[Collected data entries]
════════════════

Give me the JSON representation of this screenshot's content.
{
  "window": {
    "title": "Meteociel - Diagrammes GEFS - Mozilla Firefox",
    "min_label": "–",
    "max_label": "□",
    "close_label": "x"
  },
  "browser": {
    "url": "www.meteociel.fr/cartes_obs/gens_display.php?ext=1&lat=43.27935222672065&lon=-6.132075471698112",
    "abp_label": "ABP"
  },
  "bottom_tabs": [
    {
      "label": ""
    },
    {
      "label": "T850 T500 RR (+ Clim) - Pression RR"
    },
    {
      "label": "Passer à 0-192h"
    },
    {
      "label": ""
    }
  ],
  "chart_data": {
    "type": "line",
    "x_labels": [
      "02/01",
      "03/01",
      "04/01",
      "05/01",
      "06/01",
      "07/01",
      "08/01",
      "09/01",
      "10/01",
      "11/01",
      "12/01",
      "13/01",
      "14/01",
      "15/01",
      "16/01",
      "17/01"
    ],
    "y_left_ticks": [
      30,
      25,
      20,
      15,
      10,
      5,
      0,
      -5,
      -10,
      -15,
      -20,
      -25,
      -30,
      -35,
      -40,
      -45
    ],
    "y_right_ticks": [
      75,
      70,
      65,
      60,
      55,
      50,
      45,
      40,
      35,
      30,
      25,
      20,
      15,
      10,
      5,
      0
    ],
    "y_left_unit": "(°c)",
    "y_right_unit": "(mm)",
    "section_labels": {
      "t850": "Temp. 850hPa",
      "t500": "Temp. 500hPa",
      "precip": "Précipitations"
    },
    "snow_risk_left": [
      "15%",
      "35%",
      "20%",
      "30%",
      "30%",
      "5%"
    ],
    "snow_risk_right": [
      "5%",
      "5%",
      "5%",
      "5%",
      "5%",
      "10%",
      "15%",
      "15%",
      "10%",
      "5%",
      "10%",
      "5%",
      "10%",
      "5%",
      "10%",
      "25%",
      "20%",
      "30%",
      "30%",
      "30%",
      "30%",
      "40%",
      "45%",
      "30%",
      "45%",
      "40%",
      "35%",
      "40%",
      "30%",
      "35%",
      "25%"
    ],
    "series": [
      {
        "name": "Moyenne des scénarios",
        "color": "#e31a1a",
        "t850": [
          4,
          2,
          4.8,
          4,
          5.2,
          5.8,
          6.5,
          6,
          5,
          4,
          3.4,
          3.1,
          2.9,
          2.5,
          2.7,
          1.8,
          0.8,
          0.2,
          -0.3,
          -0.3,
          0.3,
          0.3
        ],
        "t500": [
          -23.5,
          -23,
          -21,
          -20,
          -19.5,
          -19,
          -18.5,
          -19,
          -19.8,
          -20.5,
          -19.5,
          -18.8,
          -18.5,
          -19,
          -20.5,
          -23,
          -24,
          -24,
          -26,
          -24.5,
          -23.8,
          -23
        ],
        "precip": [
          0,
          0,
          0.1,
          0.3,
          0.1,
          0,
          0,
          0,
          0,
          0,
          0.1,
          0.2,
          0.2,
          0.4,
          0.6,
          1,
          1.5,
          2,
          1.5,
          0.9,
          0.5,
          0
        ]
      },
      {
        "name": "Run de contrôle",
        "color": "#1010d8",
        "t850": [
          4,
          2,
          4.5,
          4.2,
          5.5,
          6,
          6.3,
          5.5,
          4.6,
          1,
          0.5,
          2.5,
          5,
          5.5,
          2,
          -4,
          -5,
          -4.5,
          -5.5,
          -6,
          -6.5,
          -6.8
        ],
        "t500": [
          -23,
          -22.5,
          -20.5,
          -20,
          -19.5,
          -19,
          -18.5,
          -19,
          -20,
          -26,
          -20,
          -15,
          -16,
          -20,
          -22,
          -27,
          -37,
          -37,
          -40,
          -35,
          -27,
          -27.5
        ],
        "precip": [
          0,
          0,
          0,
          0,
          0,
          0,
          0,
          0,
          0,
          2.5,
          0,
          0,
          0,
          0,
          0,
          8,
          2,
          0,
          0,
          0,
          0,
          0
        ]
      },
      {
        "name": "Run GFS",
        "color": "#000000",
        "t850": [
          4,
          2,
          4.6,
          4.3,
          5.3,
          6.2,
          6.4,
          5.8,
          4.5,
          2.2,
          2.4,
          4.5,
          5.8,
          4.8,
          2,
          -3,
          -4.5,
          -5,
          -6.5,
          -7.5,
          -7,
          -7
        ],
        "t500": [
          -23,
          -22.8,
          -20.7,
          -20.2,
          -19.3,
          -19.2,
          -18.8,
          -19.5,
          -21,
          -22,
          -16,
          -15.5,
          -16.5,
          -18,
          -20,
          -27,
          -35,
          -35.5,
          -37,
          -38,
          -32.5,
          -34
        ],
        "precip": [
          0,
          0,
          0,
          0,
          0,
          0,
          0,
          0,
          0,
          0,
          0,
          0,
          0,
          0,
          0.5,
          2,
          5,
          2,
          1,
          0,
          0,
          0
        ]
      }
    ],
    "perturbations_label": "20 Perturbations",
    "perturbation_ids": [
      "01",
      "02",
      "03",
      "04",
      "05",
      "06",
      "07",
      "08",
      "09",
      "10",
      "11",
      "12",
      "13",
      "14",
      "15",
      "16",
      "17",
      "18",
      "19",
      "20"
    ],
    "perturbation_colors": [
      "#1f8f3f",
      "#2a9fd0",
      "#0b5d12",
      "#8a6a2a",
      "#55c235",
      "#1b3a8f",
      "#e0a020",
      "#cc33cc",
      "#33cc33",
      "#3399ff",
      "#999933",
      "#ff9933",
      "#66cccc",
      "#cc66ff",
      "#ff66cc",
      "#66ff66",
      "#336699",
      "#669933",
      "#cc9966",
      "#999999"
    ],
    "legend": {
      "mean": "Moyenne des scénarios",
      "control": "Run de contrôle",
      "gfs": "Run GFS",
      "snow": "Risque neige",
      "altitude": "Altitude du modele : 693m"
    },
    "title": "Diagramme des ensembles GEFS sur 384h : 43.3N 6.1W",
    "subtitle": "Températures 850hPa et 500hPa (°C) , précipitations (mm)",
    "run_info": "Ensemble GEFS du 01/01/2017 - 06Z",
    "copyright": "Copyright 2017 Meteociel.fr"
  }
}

════════════════

• YOUR INSTRUCTIONS: Copy every line above that includes the string "GEFS".

• ANSWER TO THE EXERCISE:
    "title": "Meteociel - Diagrammes GEFS - Mozilla Firefox",
    "title": "Diagramme des ensembles GEFS sur 384h : 43.3N 6.1W",
    "run_info": "Ensemble GEFS du 01/01/2017 - 06Z",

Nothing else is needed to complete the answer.